[Begin INPUT ROWS]

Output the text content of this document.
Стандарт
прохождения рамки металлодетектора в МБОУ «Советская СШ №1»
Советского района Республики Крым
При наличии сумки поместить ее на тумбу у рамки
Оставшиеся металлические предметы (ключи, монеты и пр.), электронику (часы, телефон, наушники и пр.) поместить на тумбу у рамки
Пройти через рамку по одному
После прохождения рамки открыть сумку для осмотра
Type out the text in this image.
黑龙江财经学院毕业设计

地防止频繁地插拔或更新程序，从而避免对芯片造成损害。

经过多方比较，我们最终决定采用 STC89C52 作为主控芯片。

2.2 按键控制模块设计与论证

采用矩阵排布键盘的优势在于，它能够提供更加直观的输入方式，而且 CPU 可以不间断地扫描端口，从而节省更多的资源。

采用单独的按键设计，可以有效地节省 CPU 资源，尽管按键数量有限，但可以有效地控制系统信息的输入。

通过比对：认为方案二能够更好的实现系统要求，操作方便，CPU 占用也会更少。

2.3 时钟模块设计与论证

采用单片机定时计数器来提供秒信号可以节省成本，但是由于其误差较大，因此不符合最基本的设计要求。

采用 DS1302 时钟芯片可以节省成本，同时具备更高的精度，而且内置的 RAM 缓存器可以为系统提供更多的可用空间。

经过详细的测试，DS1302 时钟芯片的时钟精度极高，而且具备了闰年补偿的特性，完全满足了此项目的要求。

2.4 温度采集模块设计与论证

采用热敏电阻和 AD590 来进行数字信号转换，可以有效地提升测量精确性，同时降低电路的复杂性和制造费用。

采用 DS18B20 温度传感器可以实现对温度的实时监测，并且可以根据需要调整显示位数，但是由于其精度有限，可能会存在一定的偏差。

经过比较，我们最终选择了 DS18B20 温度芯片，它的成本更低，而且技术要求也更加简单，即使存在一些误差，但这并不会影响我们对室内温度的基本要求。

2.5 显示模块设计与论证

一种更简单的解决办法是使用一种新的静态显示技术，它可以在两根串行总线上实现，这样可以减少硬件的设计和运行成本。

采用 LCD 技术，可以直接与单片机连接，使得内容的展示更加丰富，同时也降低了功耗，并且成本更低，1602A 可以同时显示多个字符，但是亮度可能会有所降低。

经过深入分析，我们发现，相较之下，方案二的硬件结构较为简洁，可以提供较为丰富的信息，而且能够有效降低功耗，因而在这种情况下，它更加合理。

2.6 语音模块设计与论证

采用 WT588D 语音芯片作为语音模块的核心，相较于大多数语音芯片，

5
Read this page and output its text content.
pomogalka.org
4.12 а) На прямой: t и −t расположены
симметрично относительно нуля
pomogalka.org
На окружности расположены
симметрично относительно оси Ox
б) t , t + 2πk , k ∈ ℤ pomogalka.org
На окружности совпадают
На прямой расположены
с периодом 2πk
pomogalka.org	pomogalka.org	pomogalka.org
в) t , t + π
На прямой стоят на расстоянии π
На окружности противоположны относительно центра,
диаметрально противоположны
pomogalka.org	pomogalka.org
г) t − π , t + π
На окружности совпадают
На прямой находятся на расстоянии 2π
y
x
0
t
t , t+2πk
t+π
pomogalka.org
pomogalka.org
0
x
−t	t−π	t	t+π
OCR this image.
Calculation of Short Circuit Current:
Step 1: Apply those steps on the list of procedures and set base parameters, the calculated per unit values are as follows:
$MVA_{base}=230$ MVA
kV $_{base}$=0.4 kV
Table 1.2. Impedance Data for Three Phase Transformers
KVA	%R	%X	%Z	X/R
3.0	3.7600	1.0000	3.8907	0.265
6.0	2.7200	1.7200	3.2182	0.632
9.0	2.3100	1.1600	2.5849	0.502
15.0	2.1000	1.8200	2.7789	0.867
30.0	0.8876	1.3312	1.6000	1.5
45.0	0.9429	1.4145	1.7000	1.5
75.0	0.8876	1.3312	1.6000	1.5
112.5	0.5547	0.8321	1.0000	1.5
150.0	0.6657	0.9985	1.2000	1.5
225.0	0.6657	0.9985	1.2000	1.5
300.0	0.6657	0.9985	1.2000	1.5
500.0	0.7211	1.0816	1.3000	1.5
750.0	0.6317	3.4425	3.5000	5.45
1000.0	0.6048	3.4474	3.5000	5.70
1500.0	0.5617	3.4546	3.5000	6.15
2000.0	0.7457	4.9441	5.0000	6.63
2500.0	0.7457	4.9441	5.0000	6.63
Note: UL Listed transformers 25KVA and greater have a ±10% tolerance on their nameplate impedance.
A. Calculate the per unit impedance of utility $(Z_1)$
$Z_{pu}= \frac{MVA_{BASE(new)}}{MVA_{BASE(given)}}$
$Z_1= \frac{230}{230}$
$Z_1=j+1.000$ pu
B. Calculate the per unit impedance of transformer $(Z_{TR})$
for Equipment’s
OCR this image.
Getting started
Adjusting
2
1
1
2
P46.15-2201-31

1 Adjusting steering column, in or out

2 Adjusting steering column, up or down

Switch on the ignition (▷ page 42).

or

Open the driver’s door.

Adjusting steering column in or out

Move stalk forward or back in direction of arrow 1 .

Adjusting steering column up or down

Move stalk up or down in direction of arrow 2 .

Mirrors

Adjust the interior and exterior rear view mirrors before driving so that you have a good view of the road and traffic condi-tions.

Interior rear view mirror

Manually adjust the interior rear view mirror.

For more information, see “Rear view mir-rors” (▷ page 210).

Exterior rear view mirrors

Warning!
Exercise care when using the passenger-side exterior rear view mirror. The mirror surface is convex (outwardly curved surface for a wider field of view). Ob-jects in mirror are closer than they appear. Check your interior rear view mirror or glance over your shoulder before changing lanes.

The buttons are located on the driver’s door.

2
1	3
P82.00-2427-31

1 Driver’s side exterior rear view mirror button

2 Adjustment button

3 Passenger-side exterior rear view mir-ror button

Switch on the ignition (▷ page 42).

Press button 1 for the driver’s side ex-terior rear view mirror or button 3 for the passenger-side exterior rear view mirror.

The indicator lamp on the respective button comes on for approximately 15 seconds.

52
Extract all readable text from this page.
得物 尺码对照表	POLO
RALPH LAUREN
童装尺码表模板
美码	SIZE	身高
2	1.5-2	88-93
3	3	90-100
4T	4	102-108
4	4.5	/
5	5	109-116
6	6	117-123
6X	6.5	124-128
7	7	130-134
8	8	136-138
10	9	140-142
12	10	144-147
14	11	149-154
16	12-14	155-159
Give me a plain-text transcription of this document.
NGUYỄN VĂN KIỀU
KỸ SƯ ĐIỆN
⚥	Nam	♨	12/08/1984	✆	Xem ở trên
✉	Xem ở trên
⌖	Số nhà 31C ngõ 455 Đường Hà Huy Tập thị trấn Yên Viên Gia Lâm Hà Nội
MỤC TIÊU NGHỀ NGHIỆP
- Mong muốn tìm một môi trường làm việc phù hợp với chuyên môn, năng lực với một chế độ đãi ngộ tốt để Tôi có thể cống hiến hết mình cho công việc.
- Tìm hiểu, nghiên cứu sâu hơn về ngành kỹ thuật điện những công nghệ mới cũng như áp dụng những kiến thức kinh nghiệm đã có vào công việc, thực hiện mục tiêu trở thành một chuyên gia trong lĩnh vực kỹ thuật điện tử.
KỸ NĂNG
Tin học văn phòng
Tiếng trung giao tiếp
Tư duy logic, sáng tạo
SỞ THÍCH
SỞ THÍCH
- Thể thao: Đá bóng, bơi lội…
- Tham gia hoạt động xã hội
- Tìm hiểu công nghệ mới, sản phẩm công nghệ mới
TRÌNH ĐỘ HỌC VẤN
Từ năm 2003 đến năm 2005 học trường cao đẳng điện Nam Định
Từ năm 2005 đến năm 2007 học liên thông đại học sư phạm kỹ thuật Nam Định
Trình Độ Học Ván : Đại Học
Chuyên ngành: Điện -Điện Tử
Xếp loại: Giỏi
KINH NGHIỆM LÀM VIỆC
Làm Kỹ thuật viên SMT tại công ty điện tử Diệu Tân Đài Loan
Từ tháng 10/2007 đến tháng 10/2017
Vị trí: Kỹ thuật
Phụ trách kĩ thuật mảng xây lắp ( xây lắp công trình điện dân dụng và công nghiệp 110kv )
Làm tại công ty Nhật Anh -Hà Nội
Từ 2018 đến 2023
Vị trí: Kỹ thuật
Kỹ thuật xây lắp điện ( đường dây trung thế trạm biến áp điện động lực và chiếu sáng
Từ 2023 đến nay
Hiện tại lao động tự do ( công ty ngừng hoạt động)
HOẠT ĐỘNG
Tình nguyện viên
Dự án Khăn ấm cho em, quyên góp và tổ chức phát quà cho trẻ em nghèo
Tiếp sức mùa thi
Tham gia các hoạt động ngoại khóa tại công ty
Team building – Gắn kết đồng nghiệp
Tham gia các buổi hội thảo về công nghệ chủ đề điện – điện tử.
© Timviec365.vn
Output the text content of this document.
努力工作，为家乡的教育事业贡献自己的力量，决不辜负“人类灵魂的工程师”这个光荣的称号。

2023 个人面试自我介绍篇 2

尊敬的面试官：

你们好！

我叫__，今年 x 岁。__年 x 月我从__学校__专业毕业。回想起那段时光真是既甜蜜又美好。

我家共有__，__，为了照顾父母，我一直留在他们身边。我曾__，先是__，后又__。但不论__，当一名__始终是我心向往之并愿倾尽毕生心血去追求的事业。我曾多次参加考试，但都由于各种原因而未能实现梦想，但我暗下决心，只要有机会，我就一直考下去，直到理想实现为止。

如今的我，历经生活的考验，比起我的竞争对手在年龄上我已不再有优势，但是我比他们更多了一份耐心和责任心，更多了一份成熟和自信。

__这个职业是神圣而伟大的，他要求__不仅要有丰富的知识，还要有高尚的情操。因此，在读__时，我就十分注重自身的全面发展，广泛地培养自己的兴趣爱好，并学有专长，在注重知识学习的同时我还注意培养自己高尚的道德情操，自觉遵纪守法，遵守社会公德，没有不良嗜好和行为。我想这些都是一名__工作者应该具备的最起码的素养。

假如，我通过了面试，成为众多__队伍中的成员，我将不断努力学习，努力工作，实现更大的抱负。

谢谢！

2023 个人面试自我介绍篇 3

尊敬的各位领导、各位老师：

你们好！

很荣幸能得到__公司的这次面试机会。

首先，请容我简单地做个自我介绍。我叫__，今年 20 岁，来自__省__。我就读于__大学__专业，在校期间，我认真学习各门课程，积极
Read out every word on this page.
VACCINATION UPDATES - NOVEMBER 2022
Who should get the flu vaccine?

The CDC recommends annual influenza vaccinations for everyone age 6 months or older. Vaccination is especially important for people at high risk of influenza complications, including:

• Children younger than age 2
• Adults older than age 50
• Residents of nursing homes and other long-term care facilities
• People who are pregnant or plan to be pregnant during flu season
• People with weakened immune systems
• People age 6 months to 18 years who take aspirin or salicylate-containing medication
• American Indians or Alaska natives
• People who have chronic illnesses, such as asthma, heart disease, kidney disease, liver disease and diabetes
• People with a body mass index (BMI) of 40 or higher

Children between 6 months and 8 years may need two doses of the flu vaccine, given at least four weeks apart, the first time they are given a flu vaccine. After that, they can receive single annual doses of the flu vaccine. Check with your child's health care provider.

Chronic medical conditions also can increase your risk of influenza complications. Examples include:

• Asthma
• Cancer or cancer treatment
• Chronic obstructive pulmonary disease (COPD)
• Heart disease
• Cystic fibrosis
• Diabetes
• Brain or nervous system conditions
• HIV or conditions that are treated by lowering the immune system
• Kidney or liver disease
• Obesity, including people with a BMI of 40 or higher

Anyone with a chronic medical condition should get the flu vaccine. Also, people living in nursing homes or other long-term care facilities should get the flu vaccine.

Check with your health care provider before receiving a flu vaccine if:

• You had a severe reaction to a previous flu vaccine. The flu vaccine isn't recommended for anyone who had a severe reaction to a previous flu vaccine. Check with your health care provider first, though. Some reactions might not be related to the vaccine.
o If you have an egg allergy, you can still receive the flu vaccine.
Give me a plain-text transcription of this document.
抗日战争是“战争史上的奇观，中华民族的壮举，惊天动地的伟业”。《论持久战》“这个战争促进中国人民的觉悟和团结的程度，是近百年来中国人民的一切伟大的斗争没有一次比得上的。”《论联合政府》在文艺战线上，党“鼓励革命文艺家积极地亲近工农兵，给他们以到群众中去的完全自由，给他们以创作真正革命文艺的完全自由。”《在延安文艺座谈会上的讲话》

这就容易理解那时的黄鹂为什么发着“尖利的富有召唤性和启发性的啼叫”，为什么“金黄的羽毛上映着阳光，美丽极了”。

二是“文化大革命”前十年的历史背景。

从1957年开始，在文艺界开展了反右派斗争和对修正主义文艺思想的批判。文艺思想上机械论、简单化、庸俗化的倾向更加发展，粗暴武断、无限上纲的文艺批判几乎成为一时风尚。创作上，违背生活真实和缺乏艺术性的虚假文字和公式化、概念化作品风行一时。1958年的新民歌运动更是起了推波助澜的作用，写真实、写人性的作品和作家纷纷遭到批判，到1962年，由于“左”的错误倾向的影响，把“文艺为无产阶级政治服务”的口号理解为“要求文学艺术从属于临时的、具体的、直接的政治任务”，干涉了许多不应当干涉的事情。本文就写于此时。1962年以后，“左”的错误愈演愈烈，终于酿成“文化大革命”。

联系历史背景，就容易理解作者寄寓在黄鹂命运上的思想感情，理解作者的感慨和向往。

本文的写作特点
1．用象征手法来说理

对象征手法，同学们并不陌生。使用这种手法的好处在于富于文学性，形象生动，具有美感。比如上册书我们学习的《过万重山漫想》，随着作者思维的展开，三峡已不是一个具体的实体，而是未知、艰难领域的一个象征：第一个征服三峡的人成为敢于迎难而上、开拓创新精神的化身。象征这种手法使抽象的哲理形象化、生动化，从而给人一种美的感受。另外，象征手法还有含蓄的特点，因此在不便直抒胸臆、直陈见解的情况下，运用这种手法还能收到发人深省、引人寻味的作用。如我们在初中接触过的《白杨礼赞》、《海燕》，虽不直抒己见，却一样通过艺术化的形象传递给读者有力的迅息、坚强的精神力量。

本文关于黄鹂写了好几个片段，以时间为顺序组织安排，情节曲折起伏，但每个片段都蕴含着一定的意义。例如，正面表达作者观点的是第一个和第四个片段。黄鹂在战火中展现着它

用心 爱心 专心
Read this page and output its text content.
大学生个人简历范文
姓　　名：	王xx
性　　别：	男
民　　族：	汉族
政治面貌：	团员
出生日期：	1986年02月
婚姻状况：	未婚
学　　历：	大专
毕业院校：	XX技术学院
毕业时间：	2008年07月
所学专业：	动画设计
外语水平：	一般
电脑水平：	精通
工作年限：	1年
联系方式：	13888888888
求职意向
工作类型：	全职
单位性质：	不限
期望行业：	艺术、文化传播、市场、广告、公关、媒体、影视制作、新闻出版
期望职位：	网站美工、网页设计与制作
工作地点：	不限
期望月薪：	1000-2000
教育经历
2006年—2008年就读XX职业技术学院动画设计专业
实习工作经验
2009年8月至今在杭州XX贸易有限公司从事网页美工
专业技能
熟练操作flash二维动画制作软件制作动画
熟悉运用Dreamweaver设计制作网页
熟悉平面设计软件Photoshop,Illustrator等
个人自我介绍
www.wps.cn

[End INPUT ROWS]

WHAT YOU SHOULD DO
Examine the listing and say how many of its lines contain the string "first". Give the number alone.

ANSWER FOR THE TASK
2